[Dataset rows]

══════════

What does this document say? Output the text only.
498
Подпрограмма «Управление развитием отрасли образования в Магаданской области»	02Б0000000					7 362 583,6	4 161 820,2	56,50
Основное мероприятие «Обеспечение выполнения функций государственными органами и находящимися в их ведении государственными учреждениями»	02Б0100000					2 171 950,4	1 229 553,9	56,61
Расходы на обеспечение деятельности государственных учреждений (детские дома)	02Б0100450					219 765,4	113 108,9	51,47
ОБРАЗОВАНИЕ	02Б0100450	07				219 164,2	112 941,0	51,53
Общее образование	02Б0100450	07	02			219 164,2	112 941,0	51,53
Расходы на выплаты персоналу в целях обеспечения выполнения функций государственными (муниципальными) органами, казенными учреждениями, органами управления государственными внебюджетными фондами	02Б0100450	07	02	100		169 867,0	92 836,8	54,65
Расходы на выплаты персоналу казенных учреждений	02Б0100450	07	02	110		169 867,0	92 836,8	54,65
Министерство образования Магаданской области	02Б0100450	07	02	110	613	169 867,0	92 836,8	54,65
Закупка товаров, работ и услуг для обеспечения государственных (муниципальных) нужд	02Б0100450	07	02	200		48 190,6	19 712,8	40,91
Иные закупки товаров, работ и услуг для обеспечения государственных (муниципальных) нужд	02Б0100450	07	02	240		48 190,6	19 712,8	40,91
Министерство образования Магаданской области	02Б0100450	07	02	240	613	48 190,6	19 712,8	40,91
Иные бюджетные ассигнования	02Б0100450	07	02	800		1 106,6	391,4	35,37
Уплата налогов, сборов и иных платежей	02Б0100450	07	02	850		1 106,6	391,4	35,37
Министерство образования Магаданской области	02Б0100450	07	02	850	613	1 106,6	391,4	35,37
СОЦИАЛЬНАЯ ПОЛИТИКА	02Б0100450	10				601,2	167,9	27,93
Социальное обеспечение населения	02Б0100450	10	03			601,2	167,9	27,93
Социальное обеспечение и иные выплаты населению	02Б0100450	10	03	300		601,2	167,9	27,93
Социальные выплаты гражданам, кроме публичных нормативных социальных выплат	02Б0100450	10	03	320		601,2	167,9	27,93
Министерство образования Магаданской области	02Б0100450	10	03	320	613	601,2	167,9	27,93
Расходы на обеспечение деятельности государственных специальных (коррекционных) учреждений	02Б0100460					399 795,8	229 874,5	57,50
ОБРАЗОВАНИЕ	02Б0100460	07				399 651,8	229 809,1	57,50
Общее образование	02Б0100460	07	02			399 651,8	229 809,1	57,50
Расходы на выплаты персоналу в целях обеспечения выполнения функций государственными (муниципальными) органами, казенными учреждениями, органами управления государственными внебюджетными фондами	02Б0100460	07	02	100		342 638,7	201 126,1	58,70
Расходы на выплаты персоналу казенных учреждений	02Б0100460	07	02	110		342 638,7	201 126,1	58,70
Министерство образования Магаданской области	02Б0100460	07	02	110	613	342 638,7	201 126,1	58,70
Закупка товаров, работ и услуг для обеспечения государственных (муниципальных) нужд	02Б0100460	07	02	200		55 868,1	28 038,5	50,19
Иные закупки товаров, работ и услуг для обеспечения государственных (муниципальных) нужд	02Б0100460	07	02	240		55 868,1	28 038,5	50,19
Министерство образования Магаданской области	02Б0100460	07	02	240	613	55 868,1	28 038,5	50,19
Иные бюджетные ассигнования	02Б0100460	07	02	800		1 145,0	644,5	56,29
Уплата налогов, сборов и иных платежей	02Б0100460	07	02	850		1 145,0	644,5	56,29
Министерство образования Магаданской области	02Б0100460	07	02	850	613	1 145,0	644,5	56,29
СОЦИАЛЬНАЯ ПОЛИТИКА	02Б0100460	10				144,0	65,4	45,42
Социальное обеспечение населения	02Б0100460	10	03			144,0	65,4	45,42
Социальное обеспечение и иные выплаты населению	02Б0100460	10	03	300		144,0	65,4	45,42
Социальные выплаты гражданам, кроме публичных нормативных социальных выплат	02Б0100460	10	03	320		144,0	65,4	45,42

══════════

[Problem] Quote the material exactly, leaving nothing out.

[Solution to the problem]
What does this document say? Output the text only.
498
Подпрограмма «Управление развитием отрасли образования в Магаданской области»	02Б0000000					7 362 583,6	4 161 820,2	56,50
Основное мероприятие «Обеспечение выполнения функций государственными органами и находящимися в их ведении государственными учреждениями»	02Б0100000					2 171 950,4	1 229 553,9	56,61
Расходы на обеспечение деятельности государственных учреждений (детские дома)	02Б0100450					219 765,4	113 108,9	51,47
ОБРАЗОВАНИЕ	02Б0100450	07				219 164,2	112 941,0	51,53
Общее образование	02Б0100450	07	02			219 164,2	112 941,0	51,53
Расходы на выплаты персоналу в целях обеспечения выполнения функций государственными (муниципальными) органами, казенными учреждениями, органами управления государственными внебюджетными фондами	02Б0100450	07	02	100		169 867,0	92 836,8	54,65
Расходы на выплаты персоналу казенных учреждений	02Б0100450	07	02	110		169 867,0	92 836,8	54,65
Министерство образования Магаданской области	02Б0100450	07	02	110	613	169 867,0	92 836,8	54,65
Закупка товаров, работ и услуг для обеспечения государственных (муниципальных) нужд	02Б0100450	07	02	200		48 190,6	19 712,8	40,91
Иные закупки товаров, работ и услуг для обеспечения государственных (муниципальных) нужд	02Б0100450	07	02	240		48 190,6	19 712,8	40,91
Министерство образования Магаданской области	02Б0100450	07	02	240	613	48 190,6	19 712,8	40,91
Иные бюджетные ассигнования	02Б0100450	07	02	800		1 106,6	391,4	35,37
Уплата налогов, сборов и иных платежей	02Б0100450	07	02	850		1 106,6	391,4	35,37
Министерство образования Магаданской области	02Б0100450	07	02	850	613	1 106,6	391,4	35,37
СОЦИАЛЬНАЯ ПОЛИТИКА	02Б0100450	10				601,2	167,9	27,93
Социальное обеспечение населения	02Б0100450	10	03			601,2	167,9	27,93
Социальное обеспечение и иные выплаты населению	02Б0100450	10	03	300		601,2	167,9	27,93
Социальные выплаты гражданам, кроме публичных нормативных социальных выплат	02Б0100450	10	03	320		601,2	167,9	27,93
Министерство образования Магаданской области	02Б0100450	10	03	320	613	601,2	167,9	27,93
Расходы на обеспечение деятельности государственных специальных (коррекционных) учреждений	02Б0100460					399 795,8	229 874,5	57,50
ОБРАЗОВАНИЕ	02Б0100460	07				399 651,8	229 809,1	57,50
Общее образование	02Б0100460	07	02			399 651,8	229 809,1	57,50
Расходы на выплаты персоналу в целях обеспечения выполнения функций государственными (муниципальными) органами, казенными учреждениями, органами управления государственными внебюджетными фондами	02Б0100460	07	02	100		342 638,7	201 126,1	58,70
Расходы на выплаты персоналу казенных учреждений	02Б0100460	07	02	110		342 638,7	201 126,1	58,70
Министерство образования Магаданской области	02Б0100460	07	02	110	613	342 638,7	201 126,1	58,70
Закупка товаров, работ и услуг для обеспечения государственных (муниципальных) нужд	02Б0100460	07	02	200		55 868,1	28 038,5	50,19
Иные закупки товаров, работ и услуг для обеспечения государственных (муниципальных) нужд	02Б0100460	07	02	240		55 868,1	28 038,5	50,19
Министерство образования Магаданской области	02Б0100460	07	02	240	613	55 868,1	28 038,5	50,19
Иные бюджетные ассигнования	02Б0100460	07	02	800		1 145,0	644,5	56,29
Уплата налогов, сборов и иных платежей	02Б0100460	07	02	850		1 145,0	644,5	56,29
Министерство образования Магаданской области	02Б0100460	07	02	850	613	1 145,0	644,5	56,29
СОЦИАЛЬНАЯ ПОЛИТИКА	02Б0100460	10				144,0	65,4	45,42
Социальное обеспечение населения	02Б0100460	10	03			144,0	65,4	45,42
Социальное обеспечение и иные выплаты населению	02Б0100460	10	03	300		144,0	65,4	45,42
Социальные выплаты гражданам, кроме публичных нормативных социальных выплат	02Б0100460	10	03	320		144,0	65,4	45,42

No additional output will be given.